Prompt
Using the abstract on minocycline and autism-related behaviors, explain in one to three sentences why the authors hypothesized that minocycline could improve autism-related behaviors.

Page text
- Opening Delimiter -

Minocycline improves autism-related behaviors by modulating microglia polarization in a mouse model of autism.

Abstract

Autism spectrum disorder (ASD) is a heterogeneous neurodevelopmental disorder with few pharmacological treatments. Minocycline, a tetracycline derivative that inhibits microglial activation, has been well-identified with anti-inflammatory properties and neuroprotective effects. A growing body of research suggests that ASD is associated with neuroinflammation, abnormal neurotransmitter levels, and neurogenesis. Thus, we hypothesized that minocycline could improve autism-related behaviors by inhibiting microglia activation and altering neuroinflammation. To verify our hypothesis, we used a mouse model of autism, BTBR T+Itpr3tf/J (BTBR). As expected, minocycline administration rescued the sociability and repetitive, stereotyped behaviors of BTBR mice while having no effect in C57BL/6J mice. We also found that minocycline improved neurogenesis and inhibited microglia activation in the hippocampus of BTBR mice. In addition, minocycline treatment inhibited Erk1/2 phosphorylation in the hippocampus of BTBR mice. Our findings show that minocycline administration alleviates ASD-like behaviors in BTBR mice and improves neurogenesis, suggesting that minocycline supplementation might be a potential strategy for improving ASD symptoms.

- Closing Delimiter -

Information given
- Opening Delimiter -

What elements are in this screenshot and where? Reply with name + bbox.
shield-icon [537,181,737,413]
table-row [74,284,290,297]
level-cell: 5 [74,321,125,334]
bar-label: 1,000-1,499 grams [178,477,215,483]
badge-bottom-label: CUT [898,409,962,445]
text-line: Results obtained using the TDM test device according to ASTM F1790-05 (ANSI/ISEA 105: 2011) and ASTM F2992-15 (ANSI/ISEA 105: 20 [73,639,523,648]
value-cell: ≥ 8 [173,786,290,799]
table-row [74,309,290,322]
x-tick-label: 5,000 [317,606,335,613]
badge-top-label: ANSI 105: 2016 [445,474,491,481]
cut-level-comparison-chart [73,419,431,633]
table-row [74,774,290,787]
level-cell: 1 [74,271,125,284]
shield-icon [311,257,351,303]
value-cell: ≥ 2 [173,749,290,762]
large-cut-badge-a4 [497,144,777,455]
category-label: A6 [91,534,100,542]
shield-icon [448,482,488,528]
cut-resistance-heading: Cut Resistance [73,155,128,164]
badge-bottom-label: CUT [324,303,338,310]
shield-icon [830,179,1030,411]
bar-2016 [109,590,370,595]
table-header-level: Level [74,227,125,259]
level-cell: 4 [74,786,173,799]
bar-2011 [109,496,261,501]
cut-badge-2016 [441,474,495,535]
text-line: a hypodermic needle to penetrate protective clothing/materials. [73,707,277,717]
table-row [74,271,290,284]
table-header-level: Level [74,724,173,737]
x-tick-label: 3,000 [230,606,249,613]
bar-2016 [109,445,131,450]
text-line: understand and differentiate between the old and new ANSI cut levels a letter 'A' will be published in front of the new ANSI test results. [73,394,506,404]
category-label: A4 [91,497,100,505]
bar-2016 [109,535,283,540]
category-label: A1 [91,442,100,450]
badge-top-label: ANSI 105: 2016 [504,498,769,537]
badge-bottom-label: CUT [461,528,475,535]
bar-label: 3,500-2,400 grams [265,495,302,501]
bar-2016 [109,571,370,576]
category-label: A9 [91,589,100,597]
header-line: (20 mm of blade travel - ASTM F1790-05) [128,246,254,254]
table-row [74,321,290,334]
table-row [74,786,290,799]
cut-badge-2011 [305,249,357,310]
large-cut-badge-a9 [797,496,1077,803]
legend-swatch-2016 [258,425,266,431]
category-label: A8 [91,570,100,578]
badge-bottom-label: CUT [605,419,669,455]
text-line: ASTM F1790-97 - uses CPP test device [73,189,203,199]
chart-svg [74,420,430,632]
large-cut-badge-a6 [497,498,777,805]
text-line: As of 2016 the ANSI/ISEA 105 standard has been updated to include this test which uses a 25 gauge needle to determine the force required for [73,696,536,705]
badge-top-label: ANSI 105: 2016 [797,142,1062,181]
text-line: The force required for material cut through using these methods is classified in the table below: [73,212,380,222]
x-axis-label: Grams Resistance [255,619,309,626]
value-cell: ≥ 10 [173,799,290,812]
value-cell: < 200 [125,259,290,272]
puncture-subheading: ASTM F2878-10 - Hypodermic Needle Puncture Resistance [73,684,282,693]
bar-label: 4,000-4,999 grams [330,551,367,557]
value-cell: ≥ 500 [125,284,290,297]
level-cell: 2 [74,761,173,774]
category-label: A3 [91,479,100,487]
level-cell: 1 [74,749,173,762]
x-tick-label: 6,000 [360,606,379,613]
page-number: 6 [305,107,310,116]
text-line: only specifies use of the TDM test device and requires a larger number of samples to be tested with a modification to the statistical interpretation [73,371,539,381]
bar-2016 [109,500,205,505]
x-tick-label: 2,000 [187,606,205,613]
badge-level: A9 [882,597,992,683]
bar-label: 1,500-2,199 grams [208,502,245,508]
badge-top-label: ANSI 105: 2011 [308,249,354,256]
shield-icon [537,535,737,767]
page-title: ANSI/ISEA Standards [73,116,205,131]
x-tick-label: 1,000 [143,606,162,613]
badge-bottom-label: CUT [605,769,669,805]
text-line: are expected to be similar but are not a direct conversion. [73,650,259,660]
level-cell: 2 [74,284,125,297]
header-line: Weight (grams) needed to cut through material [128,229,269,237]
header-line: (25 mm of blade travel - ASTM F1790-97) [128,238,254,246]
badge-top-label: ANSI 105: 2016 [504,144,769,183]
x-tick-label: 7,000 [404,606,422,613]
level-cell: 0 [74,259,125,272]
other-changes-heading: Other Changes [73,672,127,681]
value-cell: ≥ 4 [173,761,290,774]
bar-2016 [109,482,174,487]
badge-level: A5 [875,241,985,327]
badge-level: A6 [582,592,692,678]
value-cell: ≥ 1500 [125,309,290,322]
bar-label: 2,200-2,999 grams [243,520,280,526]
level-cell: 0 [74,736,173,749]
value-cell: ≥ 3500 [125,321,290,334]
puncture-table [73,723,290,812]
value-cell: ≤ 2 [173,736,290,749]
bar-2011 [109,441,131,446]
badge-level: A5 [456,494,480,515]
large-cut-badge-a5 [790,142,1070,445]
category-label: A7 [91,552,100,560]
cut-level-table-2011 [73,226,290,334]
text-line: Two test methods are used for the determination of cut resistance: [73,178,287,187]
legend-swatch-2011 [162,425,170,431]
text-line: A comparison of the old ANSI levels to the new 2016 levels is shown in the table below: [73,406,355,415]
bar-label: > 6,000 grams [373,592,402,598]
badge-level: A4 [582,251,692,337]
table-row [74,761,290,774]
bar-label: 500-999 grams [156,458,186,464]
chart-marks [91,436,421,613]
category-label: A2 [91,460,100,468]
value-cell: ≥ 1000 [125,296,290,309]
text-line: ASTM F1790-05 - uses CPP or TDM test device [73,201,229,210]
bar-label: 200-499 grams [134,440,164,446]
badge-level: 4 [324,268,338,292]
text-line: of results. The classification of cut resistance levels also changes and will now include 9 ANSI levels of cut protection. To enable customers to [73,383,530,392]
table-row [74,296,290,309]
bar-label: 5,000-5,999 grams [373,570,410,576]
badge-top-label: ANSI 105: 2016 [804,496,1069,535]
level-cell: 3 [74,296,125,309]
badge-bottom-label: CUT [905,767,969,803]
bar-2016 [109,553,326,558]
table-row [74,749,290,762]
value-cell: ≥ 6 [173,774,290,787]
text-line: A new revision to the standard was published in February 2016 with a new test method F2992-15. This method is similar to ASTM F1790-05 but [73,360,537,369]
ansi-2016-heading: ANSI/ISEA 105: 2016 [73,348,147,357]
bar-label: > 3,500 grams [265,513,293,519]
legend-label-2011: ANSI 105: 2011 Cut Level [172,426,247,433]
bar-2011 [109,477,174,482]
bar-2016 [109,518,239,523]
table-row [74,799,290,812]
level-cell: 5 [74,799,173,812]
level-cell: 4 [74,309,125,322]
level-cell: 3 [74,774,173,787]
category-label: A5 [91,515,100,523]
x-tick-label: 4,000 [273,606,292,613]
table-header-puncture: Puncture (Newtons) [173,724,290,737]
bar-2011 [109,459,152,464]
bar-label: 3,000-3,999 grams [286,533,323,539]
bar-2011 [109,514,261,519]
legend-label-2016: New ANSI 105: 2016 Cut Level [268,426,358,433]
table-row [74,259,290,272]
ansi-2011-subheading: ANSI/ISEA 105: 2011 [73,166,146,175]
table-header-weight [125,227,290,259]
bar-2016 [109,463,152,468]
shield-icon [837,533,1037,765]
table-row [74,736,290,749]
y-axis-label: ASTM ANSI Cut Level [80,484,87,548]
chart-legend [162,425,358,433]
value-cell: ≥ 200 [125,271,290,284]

- Closing Delimiter -

Worked solution
Minocycline, a tetracycline derivative, inhibits microglial activation and has well-identified anti-inflammatory and neuroprotective effects. A growing body of research links ASD to neuroinflammation, abnormal neurotransmitter levels, and neurogenesis. The authors therefore reasoned that minocycline could improve autism-related behaviors by inhibiting microglia activation and altering neuroinflammation.